* START Listing *

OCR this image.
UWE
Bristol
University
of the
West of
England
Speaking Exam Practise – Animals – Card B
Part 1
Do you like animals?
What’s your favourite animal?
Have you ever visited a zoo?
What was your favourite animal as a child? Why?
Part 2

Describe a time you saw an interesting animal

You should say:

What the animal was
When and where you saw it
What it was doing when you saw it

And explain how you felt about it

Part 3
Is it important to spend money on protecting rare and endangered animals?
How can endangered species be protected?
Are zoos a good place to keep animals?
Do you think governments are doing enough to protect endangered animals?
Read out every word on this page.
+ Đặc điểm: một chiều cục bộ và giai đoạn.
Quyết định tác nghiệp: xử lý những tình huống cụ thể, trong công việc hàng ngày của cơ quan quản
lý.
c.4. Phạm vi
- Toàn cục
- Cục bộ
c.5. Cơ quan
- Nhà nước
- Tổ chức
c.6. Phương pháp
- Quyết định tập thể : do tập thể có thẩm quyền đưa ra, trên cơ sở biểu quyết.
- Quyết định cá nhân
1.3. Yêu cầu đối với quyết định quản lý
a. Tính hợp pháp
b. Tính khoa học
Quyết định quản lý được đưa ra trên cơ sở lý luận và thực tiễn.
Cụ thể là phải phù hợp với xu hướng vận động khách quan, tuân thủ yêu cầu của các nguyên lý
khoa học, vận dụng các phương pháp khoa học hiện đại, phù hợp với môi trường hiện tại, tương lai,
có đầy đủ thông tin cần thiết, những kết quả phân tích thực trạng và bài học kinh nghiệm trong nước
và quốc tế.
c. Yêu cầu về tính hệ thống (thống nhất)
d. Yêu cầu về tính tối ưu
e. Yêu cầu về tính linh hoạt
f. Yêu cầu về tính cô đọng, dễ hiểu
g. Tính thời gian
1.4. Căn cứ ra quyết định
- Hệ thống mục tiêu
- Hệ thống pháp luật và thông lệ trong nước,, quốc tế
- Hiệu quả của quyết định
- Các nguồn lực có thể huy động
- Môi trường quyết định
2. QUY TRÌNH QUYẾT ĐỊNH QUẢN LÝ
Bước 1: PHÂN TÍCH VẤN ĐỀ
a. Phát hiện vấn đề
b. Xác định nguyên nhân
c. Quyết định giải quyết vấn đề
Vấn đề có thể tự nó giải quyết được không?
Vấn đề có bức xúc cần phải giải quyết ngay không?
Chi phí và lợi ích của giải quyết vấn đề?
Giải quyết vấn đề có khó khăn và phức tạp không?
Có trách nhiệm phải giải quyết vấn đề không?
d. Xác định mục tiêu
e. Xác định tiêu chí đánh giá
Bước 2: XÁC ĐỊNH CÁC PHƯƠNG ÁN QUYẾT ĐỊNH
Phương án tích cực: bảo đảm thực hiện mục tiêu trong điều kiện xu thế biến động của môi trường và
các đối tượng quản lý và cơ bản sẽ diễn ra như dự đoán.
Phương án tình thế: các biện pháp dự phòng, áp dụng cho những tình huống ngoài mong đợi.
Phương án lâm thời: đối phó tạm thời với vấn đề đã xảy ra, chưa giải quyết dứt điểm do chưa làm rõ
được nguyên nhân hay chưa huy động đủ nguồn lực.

* END Listing *

— Given request —
Which lines in the records above contain the string "khoa"? Copy each one.

— Solution for this problem —
b. Tính khoa học
khoa học, vận dụng các phương pháp khoa học hiện đại, phù hợp với môi trường hiện tại, tương lai,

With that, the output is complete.